▶ [Problem requirements] Extract every line of the entries below without changing anything, and leave the pictures out of your answer.

Start of Task data

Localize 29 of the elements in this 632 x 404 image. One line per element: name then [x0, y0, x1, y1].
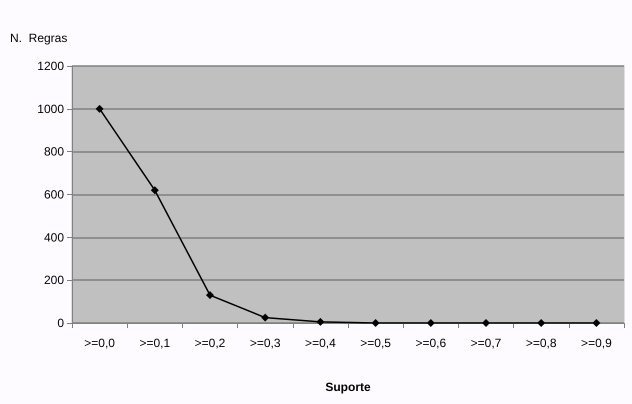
- y-axis-title: N. Regras: [10, 31, 68, 45]
- point: [537, 319, 546, 327]
- point: [206, 291, 214, 300]
- x-tick-label: >=0,5: [360, 336, 392, 350]
- point: [150, 186, 159, 194]
- y-tick-label: 1200: [37, 59, 64, 73]
- y-tick-label: 800: [44, 144, 64, 159]
- y-tick-label: 200: [44, 273, 64, 288]
- y-tick-label: 1000: [37, 102, 64, 116]
- point: [426, 319, 435, 327]
- x-axis-title: Suporte: [325, 380, 371, 394]
- x-tick-label: >=0,0: [84, 336, 116, 350]
- y-tick-label: 0: [57, 316, 64, 330]
- point: [96, 104, 104, 113]
- x-tick-label: >=0,3: [250, 336, 281, 350]
- point: [482, 319, 490, 327]
- x-tick-label: >=0,4: [305, 336, 336, 350]
- x-tick-label: >=0,6: [415, 336, 446, 350]
- x-tick-label: >=0,8: [526, 336, 557, 350]
- point: [592, 319, 600, 327]
- x-tick-label: >=0,7: [470, 336, 502, 350]
- point: [261, 314, 270, 322]
- y-tick-label: 600: [44, 188, 64, 202]
- x-tick-label: >=0,2: [194, 336, 226, 350]
- x-tick-label: >=0,9: [581, 336, 612, 350]
- x-tick-label: >=0,1: [139, 336, 170, 350]
- point: [372, 319, 380, 327]
- point: [316, 318, 324, 326]
- y-tick-label: 400: [44, 230, 64, 244]
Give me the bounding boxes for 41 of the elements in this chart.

End of Task data

▶ [Solution for this problem]
Localize 29 of the elements in this 632 x 404 image. One line per element: name then [x0, y0, x1, y1].
- y-axis-title: N. Regras: [10, 31, 68, 45]
- point: [537, 319, 546, 327]
- point: [206, 291, 214, 300]
- x-tick-label: >=0,5: [360, 336, 392, 350]
- point: [150, 186, 159, 194]
- y-tick-label: 1200: [37, 59, 64, 73]
- y-tick-label: 800: [44, 144, 64, 159]
- y-tick-label: 200: [44, 273, 64, 288]
- y-tick-label: 1000: [37, 102, 64, 116]
- point: [426, 319, 435, 327]
- x-axis-title: Suporte: [325, 380, 371, 394]
- x-tick-label: >=0,0: [84, 336, 116, 350]
- y-tick-label: 0: [57, 316, 64, 330]
- point: [96, 104, 104, 113]
- x-tick-label: >=0,3: [250, 336, 281, 350]
- point: [482, 319, 490, 327]
- x-tick-label: >=0,4: [305, 336, 336, 350]
- x-tick-label: >=0,6: [415, 336, 446, 350]
- x-tick-label: >=0,8: [526, 336, 557, 350]
- point: [592, 319, 600, 327]
- x-tick-label: >=0,7: [470, 336, 502, 350]
- point: [261, 314, 270, 322]
- y-tick-label: 600: [44, 188, 64, 202]
- x-tick-label: >=0,2: [194, 336, 226, 350]
- x-tick-label: >=0,9: [581, 336, 612, 350]
- x-tick-label: >=0,1: [139, 336, 170, 350]
- point: [372, 319, 380, 327]
- point: [316, 318, 324, 326]
- y-tick-label: 400: [44, 230, 64, 244]
Give me the bounding boxes for 41 of the elements in this chart.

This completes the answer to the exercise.